Present the following entries again, word for word and in full.

**Records:**
'''

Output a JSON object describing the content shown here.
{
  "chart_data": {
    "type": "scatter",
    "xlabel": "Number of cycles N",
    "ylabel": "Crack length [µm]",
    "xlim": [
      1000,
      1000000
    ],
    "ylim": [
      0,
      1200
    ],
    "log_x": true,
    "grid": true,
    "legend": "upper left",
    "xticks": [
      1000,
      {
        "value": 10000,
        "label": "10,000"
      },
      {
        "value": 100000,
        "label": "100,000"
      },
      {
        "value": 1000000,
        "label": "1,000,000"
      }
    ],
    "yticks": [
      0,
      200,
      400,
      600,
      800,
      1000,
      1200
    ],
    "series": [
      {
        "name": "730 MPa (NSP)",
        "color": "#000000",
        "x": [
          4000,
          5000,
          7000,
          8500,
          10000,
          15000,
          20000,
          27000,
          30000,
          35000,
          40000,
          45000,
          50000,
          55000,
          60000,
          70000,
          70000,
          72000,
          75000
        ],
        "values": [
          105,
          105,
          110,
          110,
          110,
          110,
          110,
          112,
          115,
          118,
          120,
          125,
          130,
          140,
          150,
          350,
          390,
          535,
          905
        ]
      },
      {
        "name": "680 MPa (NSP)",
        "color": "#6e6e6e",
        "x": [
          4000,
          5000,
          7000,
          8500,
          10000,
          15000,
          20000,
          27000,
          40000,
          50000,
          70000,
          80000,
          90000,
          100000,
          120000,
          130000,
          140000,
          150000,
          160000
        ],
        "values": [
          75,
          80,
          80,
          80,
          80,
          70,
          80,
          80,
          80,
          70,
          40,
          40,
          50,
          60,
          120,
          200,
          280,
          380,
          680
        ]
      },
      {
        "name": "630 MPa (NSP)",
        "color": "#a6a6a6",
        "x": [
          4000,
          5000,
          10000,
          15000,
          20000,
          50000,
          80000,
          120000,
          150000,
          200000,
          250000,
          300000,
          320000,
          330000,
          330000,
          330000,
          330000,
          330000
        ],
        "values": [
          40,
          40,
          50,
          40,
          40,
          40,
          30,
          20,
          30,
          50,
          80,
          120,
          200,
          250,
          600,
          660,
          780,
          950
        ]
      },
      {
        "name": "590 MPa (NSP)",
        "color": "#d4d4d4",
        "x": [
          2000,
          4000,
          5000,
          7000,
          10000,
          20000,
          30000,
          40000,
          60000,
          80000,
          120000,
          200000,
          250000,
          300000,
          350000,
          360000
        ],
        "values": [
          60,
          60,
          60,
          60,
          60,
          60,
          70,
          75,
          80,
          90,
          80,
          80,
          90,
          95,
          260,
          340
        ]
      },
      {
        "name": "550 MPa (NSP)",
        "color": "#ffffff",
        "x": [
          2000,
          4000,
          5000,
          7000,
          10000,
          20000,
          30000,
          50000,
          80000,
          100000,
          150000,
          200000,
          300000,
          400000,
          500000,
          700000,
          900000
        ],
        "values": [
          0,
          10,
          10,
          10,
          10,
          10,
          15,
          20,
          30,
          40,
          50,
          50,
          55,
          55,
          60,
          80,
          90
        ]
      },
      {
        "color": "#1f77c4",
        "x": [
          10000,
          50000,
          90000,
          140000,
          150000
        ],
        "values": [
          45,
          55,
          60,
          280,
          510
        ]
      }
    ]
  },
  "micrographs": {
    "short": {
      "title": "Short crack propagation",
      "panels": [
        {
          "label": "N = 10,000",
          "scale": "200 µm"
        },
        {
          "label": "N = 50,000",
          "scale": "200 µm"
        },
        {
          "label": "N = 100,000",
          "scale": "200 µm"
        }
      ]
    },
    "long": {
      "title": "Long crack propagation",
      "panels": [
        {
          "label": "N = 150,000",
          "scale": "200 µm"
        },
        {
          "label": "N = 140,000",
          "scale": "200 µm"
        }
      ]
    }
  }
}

'''

**Problem solution:**
Output a JSON object describing the content shown here.
{
  "chart_data": {
    "type": "scatter",
    "xlabel": "Number of cycles N",
    "ylabel": "Crack length [µm]",
    "xlim": [
      1000,
      1000000
    ],
    "ylim": [
      0,
      1200
    ],
    "log_x": true,
    "grid": true,
    "legend": "upper left",
    "xticks": [
      1000,
      {
        "value": 10000,
        "label": "10,000"
      },
      {
        "value": 100000,
        "label": "100,000"
      },
      {
        "value": 1000000,
        "label": "1,000,000"
      }
    ],
    "yticks": [
      0,
      200,
      400,
      600,
      800,
      1000,
      1200
    ],
    "series": [
      {
        "name": "730 MPa (NSP)",
        "color": "#000000",
        "x": [
          4000,
          5000,
          7000,
          8500,
          10000,
          15000,
          20000,
          27000,
          30000,
          35000,
          40000,
          45000,
          50000,
          55000,
          60000,
          70000,
          70000,
          72000,
          75000
        ],
        "values": [
          105,
          105,
          110,
          110,
          110,
          110,
          110,
          112,
          115,
          118,
          120,
          125,
          130,
          140,
          150,
          350,
          390,
          535,
          905
        ]
      },
      {
        "name": "680 MPa (NSP)",
        "color": "#6e6e6e",
        "x": [
          4000,
          5000,
          7000,
          8500,
          10000,
          15000,
          20000,
          27000,
          40000,
          50000,
          70000,
          80000,
          90000,
          100000,
          120000,
          130000,
          140000,
          150000,
          160000
        ],
        "values": [
          75,
          80,
          80,
          80,
          80,
          70,
          80,
          80,
          80,
          70,
          40,
          40,
          50,
          60,
          120,
          200,
          280,
          380,
          680
        ]
      },
      {
        "name": "630 MPa (NSP)",
        "color": "#a6a6a6",
        "x": [
          4000,
          5000,
          10000,
          15000,
          20000,
          50000,
          80000,
          120000,
          150000,
          200000,
          250000,
          300000,
          320000,
          330000,
          330000,
          330000,
          330000,
          330000
        ],
        "values": [
          40,
          40,
          50,
          40,
          40,
          40,
          30,
          20,
          30,
          50,
          80,
          120,
          200,
          250,
          600,
          660,
          780,
          950
        ]
      },
      {
        "name": "590 MPa (NSP)",
        "color": "#d4d4d4",
        "x": [
          2000,
          4000,
          5000,
          7000,
          10000,
          20000,
          30000,
          40000,
          60000,
          80000,
          120000,
          200000,
          250000,
          300000,
          350000,
          360000
        ],
        "values": [
          60,
          60,
          60,
          60,
          60,
          60,
          70,
          75,
          80,
          90,
          80,
          80,
          90,
          95,
          260,
          340
        ]
      },
      {
        "name": "550 MPa (NSP)",
        "color": "#ffffff",
        "x": [
          2000,
          4000,
          5000,
          7000,
          10000,
          20000,
          30000,
          50000,
          80000,
          100000,
          150000,
          200000,
          300000,
          400000,
          500000,
          700000,
          900000
        ],
        "values": [
          0,
          10,
          10,
          10,
          10,
          10,
          15,
          20,
          30,
          40,
          50,
          50,
          55,
          55,
          60,
          80,
          90
        ]
      },
      {
        "color": "#1f77c4",
        "x": [
          10000,
          50000,
          90000,
          140000,
          150000
        ],
        "values": [
          45,
          55,
          60,
          280,
          510
        ]
      }
    ]
  },
  "micrographs": {
    "short": {
      "title": "Short crack propagation",
      "panels": [
        {
          "label": "N = 10,000",
          "scale": "200 µm"
        },
        {
          "label": "N = 50,000",
          "scale": "200 µm"
        },
        {
          "label": "N = 100,000",
          "scale": "200 µm"
        }
      ]
    },
    "long": {
      "title": "Long crack propagation",
      "panels": [
        {
          "label": "N = 150,000",
          "scale": "200 µm"
        },
        {
          "label": "N = 140,000",
          "scale": "200 µm"
        }
      ]
    }
  }
}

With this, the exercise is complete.